Leave every picture out and write out the records below exactly.

▶ **Given records**:
-- Begin --
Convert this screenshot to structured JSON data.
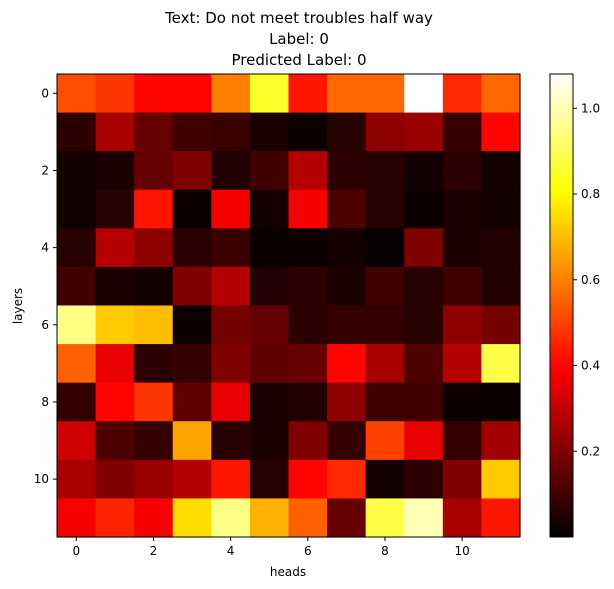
{
  "chart_data": {
    "type": "heatmap",
    "title_lines": [
      "Text: Do not meet troubles half way",
      "Label: 0",
      "Predicted Label: 0"
    ],
    "xlabel": "heads",
    "ylabel": "layers",
    "x_ticks": [
      0,
      2,
      4,
      6,
      8,
      10
    ],
    "y_ticks": [
      0,
      2,
      4,
      6,
      8,
      10
    ],
    "colormap": "hot",
    "colorbar": {
      "vmin": 0.0,
      "vmax": 1.08,
      "ticks": [
        0.2,
        0.4,
        0.6,
        0.8,
        1.0
      ],
      "tick_labels": [
        "0.2",
        "0.4",
        "0.6",
        "0.8",
        "1.0"
      ]
    },
    "rows": 12,
    "cols": 12,
    "values": [
      [
        0.52,
        0.48,
        0.4,
        0.4,
        0.6,
        0.85,
        0.43,
        0.56,
        0.56,
        1.08,
        0.46,
        0.56
      ],
      [
        0.07,
        0.26,
        0.16,
        0.1,
        0.09,
        0.04,
        0.02,
        0.06,
        0.22,
        0.24,
        0.08,
        0.4
      ],
      [
        0.03,
        0.04,
        0.16,
        0.2,
        0.05,
        0.1,
        0.28,
        0.07,
        0.06,
        0.03,
        0.07,
        0.03
      ],
      [
        0.03,
        0.06,
        0.43,
        0.02,
        0.38,
        0.03,
        0.38,
        0.12,
        0.06,
        0.02,
        0.04,
        0.03
      ],
      [
        0.06,
        0.28,
        0.22,
        0.07,
        0.09,
        0.02,
        0.02,
        0.03,
        0.01,
        0.2,
        0.04,
        0.05
      ],
      [
        0.1,
        0.04,
        0.03,
        0.2,
        0.28,
        0.05,
        0.07,
        0.04,
        0.1,
        0.06,
        0.1,
        0.05
      ],
      [
        0.95,
        0.72,
        0.7,
        0.02,
        0.18,
        0.16,
        0.07,
        0.08,
        0.08,
        0.06,
        0.22,
        0.18
      ],
      [
        0.55,
        0.36,
        0.07,
        0.08,
        0.2,
        0.15,
        0.16,
        0.4,
        0.26,
        0.12,
        0.28,
        0.88
      ],
      [
        0.08,
        0.4,
        0.48,
        0.15,
        0.36,
        0.04,
        0.05,
        0.22,
        0.1,
        0.1,
        0.02,
        0.02
      ],
      [
        0.32,
        0.12,
        0.08,
        0.66,
        0.06,
        0.04,
        0.2,
        0.08,
        0.5,
        0.36,
        0.08,
        0.25
      ],
      [
        0.26,
        0.2,
        0.24,
        0.28,
        0.43,
        0.06,
        0.4,
        0.46,
        0.03,
        0.07,
        0.2,
        0.72
      ],
      [
        0.38,
        0.45,
        0.38,
        0.75,
        0.95,
        0.68,
        0.55,
        0.16,
        0.88,
        1.0,
        0.26,
        0.43
      ]
    ]
  }
}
-- End --
▶ **Output for this exercise**:
Convert this screenshot to structured JSON data.
{
  "chart_data": {
    "type": "heatmap",
    "title_lines": [
      "Text: Do not meet troubles half way",
      "Label: 0",
      "Predicted Label: 0"
    ],
    "xlabel": "heads",
    "ylabel": "layers",
    "x_ticks": [
      0,
      2,
      4,
      6,
      8,
      10
    ],
    "y_ticks": [
      0,
      2,
      4,
      6,
      8,
      10
    ],
    "colormap": "hot",
    "colorbar": {
      "vmin": 0.0,
      "vmax": 1.08,
      "ticks": [
        0.2,
        0.4,
        0.6,
        0.8,
        1.0
      ],
      "tick_labels": [
        "0.2",
        "0.4",
        "0.6",
        "0.8",
        "1.0"
      ]
    },
    "rows": 12,
    "cols": 12,
    "values": [
      [
        0.52,
        0.48,
        0.4,
        0.4,
        0.6,
        0.85,
        0.43,
        0.56,
        0.56,
        1.08,
        0.46,
        0.56
      ],
      [
        0.07,
        0.26,
        0.16,
        0.1,
        0.09,
        0.04,
        0.02,
        0.06,
        0.22,
        0.24,
        0.08,
        0.4
      ],
      [
        0.03,
        0.04,
        0.16,
        0.2,
        0.05,
        0.1,
        0.28,
        0.07,
        0.06,
        0.03,
        0.07,
        0.03
      ],
      [
        0.03,
        0.06,
        0.43,
        0.02,
        0.38,
        0.03,
        0.38,
        0.12,
        0.06,
        0.02,
        0.04,
        0.03
      ],
      [
        0.06,
        0.28,
        0.22,
        0.07,
        0.09,
        0.02,
        0.02,
        0.03,
        0.01,
        0.2,
        0.04,
        0.05
      ],
      [
        0.1,
        0.04,
        0.03,
        0.2,
        0.28,
        0.05,
        0.07,
        0.04,
        0.1,
        0.06,
        0.1,
        0.05
      ],
      [
        0.95,
        0.72,
        0.7,
        0.02,
        0.18,
        0.16,
        0.07,
        0.08,
        0.08,
        0.06,
        0.22,
        0.18
      ],
      [
        0.55,
        0.36,
        0.07,
        0.08,
        0.2,
        0.15,
        0.16,
        0.4,
        0.26,
        0.12,
        0.28,
        0.88
      ],
      [
        0.08,
        0.4,
        0.48,
        0.15,
        0.36,
        0.04,
        0.05,
        0.22,
        0.1,
        0.1,
        0.02,
        0.02
      ],
      [
        0.32,
        0.12,
        0.08,
        0.66,
        0.06,
        0.04,
        0.2,
        0.08,
        0.5,
        0.36,
        0.08,
        0.25
      ],
      [
        0.26,
        0.2,
        0.24,
        0.28,
        0.43,
        0.06,
        0.4,
        0.46,
        0.03,
        0.07,
        0.2,
        0.72
      ],
      [
        0.38,
        0.45,
        0.38,
        0.75,
        0.95,
        0.68,
        0.55,
        0.16,
        0.88,
        1.0,
        0.26,
        0.43
      ]
    ]
  }
}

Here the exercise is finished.